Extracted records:
-- -- --

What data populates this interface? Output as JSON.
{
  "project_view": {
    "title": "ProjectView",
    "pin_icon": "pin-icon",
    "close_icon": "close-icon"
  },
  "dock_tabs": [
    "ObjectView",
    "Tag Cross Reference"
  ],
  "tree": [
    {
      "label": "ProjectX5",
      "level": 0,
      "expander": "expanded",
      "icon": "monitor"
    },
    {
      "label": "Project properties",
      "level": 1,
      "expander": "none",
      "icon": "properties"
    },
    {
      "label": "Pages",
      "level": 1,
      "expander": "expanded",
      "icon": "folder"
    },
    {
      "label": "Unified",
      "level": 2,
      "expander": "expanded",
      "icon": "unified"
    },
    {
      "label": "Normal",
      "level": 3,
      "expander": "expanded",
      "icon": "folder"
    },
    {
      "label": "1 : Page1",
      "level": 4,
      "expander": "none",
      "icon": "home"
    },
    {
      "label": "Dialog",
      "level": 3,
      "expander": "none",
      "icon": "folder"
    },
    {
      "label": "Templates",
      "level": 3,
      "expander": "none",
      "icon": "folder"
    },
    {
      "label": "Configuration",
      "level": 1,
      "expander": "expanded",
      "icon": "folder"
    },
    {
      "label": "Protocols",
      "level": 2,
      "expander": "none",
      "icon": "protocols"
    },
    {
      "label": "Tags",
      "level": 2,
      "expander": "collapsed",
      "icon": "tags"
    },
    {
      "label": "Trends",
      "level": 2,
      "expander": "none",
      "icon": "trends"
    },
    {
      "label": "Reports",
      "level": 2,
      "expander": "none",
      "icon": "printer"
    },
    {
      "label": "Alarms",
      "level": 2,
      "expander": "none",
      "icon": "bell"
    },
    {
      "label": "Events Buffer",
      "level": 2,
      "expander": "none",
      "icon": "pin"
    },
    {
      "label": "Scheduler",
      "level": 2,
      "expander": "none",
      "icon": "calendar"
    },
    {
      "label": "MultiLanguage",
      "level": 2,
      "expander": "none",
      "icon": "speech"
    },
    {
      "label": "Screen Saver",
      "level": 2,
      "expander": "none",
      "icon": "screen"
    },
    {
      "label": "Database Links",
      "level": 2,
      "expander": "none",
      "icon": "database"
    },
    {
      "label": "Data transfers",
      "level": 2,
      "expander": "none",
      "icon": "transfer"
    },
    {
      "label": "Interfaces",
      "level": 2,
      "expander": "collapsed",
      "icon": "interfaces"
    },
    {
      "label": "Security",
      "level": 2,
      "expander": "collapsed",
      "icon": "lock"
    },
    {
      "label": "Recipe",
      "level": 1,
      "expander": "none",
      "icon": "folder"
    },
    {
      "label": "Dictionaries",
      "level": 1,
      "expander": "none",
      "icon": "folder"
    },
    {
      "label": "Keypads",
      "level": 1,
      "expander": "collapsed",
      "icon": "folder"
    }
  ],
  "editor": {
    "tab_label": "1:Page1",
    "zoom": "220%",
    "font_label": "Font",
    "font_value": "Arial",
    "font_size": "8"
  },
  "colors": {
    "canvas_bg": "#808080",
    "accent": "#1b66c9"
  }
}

-- -- --

• [Task to carry out] Extract all of the data shown above and repeat it verbatim.

• [Exercise output]
What data populates this interface? Output as JSON.
{
  "project_view": {
    "title": "ProjectView",
    "pin_icon": "pin-icon",
    "close_icon": "close-icon"
  },
  "dock_tabs": [
    "ObjectView",
    "Tag Cross Reference"
  ],
  "tree": [
    {
      "label": "ProjectX5",
      "level": 0,
      "expander": "expanded",
      "icon": "monitor"
    },
    {
      "label": "Project properties",
      "level": 1,
      "expander": "none",
      "icon": "properties"
    },
    {
      "label": "Pages",
      "level": 1,
      "expander": "expanded",
      "icon": "folder"
    },
    {
      "label": "Unified",
      "level": 2,
      "expander": "expanded",
      "icon": "unified"
    },
    {
      "label": "Normal",
      "level": 3,
      "expander": "expanded",
      "icon": "folder"
    },
    {
      "label": "1 : Page1",
      "level": 4,
      "expander": "none",
      "icon": "home"
    },
    {
      "label": "Dialog",
      "level": 3,
      "expander": "none",
      "icon": "folder"
    },
    {
      "label": "Templates",
      "level": 3,
      "expander": "none",
      "icon": "folder"
    },
    {
      "label": "Configuration",
      "level": 1,
      "expander": "expanded",
      "icon": "folder"
    },
    {
      "label": "Protocols",
      "level": 2,
      "expander": "none",
      "icon": "protocols"
    },
    {
      "label": "Tags",
      "level": 2,
      "expander": "collapsed",
      "icon": "tags"
    },
    {
      "label": "Trends",
      "level": 2,
      "expander": "none",
      "icon": "trends"
    },
    {
      "label": "Reports",
      "level": 2,
      "expander": "none",
      "icon": "printer"
    },
    {
      "label": "Alarms",
      "level": 2,
      "expander": "none",
      "icon": "bell"
    },
    {
      "label": "Events Buffer",
      "level": 2,
      "expander": "none",
      "icon": "pin"
    },
    {
      "label": "Scheduler",
      "level": 2,
      "expander": "none",
      "icon": "calendar"
    },
    {
      "label": "MultiLanguage",
      "level": 2,
      "expander": "none",
      "icon": "speech"
    },
    {
      "label": "Screen Saver",
      "level": 2,
      "expander": "none",
      "icon": "screen"
    },
    {
      "label": "Database Links",
      "level": 2,
      "expander": "none",
      "icon": "database"
    },
    {
      "label": "Data transfers",
      "level": 2,
      "expander": "none",
      "icon": "transfer"
    },
    {
      "label": "Interfaces",
      "level": 2,
      "expander": "collapsed",
      "icon": "interfaces"
    },
    {
      "label": "Security",
      "level": 2,
      "expander": "collapsed",
      "icon": "lock"
    },
    {
      "label": "Recipe",
      "level": 1,
      "expander": "none",
      "icon": "folder"
    },
    {
      "label": "Dictionaries",
      "level": 1,
      "expander": "none",
      "icon": "folder"
    },
    {
      "label": "Keypads",
      "level": 1,
      "expander": "collapsed",
      "icon": "folder"
    }
  ],
  "editor": {
    "tab_label": "1:Page1",
    "zoom": "220%",
    "font_label": "Font",
    "font_value": "Arial",
    "font_size": "8"
  },
  "colors": {
    "canvas_bg": "#808080",
    "accent": "#1b66c9"
  }
}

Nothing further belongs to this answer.